● Text provided
──────────
1. Run the campaign (~4 hrs, quiet machine)

cd demo-ecommerce
yarn shaka-perf twins-build   # if needed
yarn shaka-perf twins-start
yarn build
../packages/shaka-perf/src/bench/run-noise-resilience-campaign.sh 20

Outputs land in packages/shaka-perf/src/bench/testData/<group>/. Don't use the machine during the run.

2. Generate NEW-stats summary; commit

cd packages/shaka-perf
UPDATE_TESTDATA=1 yarn jest noise-resilience

This regenerates all conclusion-*.txt files and SUMMARY.md. Commit testData/.

3. Revert stats to OLD

git show 5da18f5 --stat
git checkout 5da18f5^ -- packages/shaka-perf/src/bench/stats \
                         packages/shaka-perf/src/bench/cli/compare/generate-stats.ts \
                         packages/shaka-perf/src/bench/cli/compare/compare-results.ts
yarn build

Do not revert sampling-mode, parallelism, process-isolation, or campaign-script commits. Only revert canges in statistical methods.
──────────
● Written instruction 1
According to the campaign instructions, roughly how long does the campaign take to run?
● Written instruction 2
In the listing, copy out the lines from the one with "606, 746, 632]" to the one with "44, 884, 70]", both included.

Listings of boxed layout items:
──────────
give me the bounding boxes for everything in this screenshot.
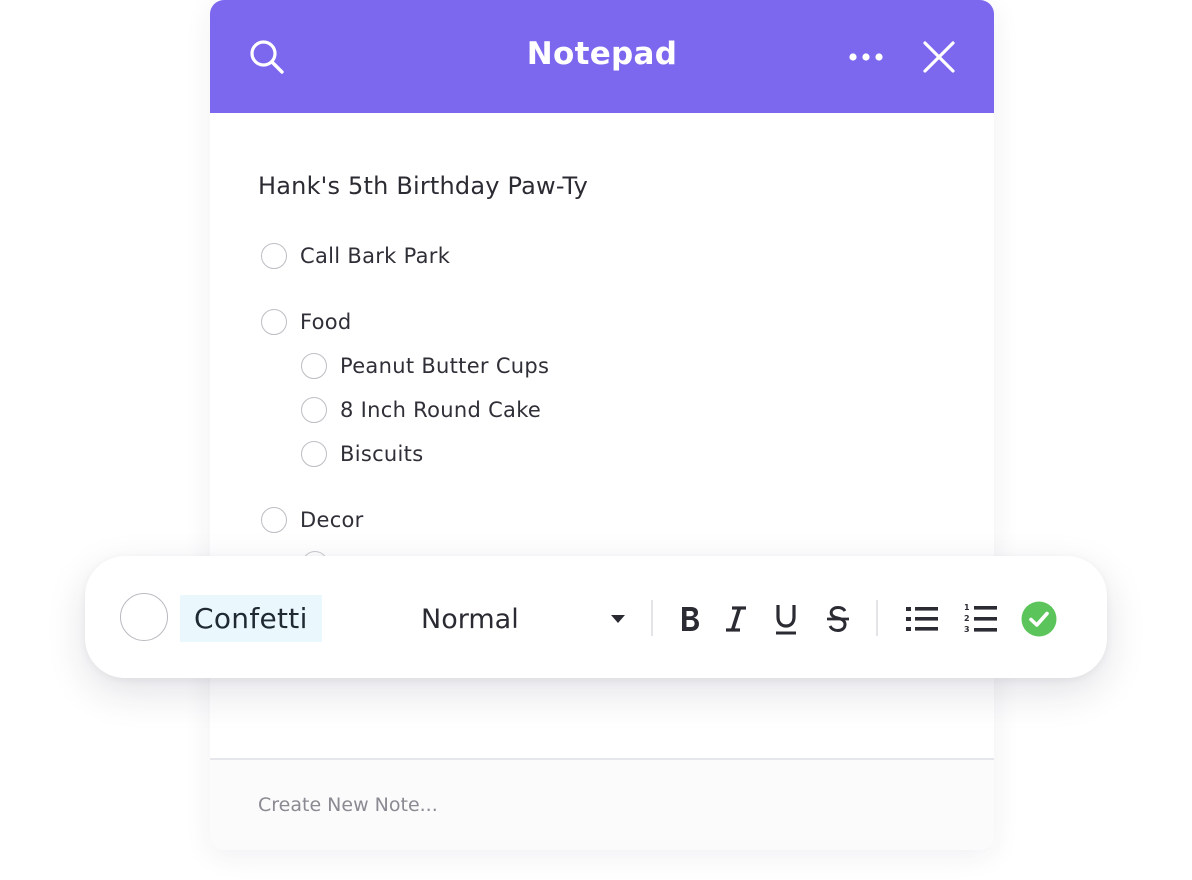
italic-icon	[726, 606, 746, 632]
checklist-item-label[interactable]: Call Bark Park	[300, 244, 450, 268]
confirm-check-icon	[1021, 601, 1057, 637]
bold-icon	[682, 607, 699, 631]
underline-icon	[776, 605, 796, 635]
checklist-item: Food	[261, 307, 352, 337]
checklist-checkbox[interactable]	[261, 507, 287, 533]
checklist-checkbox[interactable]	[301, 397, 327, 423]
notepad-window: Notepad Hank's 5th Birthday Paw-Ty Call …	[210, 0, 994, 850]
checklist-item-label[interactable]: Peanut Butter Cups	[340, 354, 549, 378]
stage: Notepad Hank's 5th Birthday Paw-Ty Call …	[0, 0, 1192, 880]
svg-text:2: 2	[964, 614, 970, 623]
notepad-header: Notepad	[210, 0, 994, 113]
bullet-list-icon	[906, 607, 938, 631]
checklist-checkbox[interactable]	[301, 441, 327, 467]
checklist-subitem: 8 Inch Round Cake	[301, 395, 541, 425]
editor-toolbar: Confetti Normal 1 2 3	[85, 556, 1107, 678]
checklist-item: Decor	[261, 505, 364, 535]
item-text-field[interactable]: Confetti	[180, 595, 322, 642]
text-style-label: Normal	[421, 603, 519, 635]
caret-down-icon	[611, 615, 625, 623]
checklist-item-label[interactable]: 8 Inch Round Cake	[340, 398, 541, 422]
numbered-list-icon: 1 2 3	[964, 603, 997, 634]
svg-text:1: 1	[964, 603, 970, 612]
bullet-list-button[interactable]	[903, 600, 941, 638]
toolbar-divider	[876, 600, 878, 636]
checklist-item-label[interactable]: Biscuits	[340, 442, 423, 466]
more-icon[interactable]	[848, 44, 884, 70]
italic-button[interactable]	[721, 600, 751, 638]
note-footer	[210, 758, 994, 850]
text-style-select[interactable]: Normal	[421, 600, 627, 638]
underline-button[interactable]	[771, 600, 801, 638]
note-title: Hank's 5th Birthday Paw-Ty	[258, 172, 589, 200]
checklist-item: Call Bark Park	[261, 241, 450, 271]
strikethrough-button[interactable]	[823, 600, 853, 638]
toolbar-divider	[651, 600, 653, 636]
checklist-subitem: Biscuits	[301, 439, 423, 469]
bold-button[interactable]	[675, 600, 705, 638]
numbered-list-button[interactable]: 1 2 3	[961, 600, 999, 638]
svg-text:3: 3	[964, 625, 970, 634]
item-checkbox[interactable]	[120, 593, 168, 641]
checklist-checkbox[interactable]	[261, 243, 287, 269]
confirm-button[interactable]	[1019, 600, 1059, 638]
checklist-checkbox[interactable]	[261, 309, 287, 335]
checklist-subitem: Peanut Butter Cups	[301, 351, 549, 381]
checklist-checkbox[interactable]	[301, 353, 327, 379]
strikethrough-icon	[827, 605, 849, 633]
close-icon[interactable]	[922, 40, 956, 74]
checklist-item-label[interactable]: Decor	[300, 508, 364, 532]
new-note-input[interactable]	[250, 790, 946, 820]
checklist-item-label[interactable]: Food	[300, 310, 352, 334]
──────────
● Result 1
About 4 hours, on a quiet machine.

● Result 2
italic-icon	[726, 606, 746, 632]
checklist-item-label[interactable]: Call Bark Park	[300, 244, 450, 268]
confirm-check-icon	[1021, 601, 1057, 637]
bold-icon	[682, 607, 699, 631]
underline-icon	[776, 605, 796, 635]
checklist-item: Food	[261, 307, 352, 337]
checklist-checkbox[interactable]	[261, 507, 287, 533]
checklist-checkbox[interactable]	[301, 397, 327, 423]
notepad-window: Notepad Hank's 5th Birthday Paw-Ty Call …	[210, 0, 994, 850]
checklist-item-label[interactable]: Peanut Butter Cups	[340, 354, 549, 378]
stage: Notepad Hank's 5th Birthday Paw-Ty Call …	[0, 0, 1192, 880]
svg-text:2: 2	[964, 614, 970, 623]
notepad-header: Notepad	[210, 0, 994, 113]
bullet-list-icon	[906, 607, 938, 631]
checklist-checkbox[interactable]	[301, 441, 327, 467]
checklist-subitem: 8 Inch Round Cake	[301, 395, 541, 425]
editor-toolbar: Confetti Normal 1 2 3	[85, 556, 1107, 678]
checklist-item: Decor	[261, 505, 364, 535]
item-text-field[interactable]: Confetti	[180, 595, 322, 642]
text-style-label: Normal	[421, 603, 519, 635]
caret-down-icon	[611, 615, 625, 623]
checklist-item-label[interactable]: 8 Inch Round Cake	[340, 398, 541, 422]
numbered-list-icon: 1 2 3	[964, 603, 997, 634]
svg-text:1: 1	[964, 603, 970, 612]
bullet-list-button[interactable]	[903, 600, 941, 638]
toolbar-divider	[876, 600, 878, 636]
checklist-item-label[interactable]: Biscuits	[340, 442, 423, 466]
more-icon[interactable]	[848, 44, 884, 70]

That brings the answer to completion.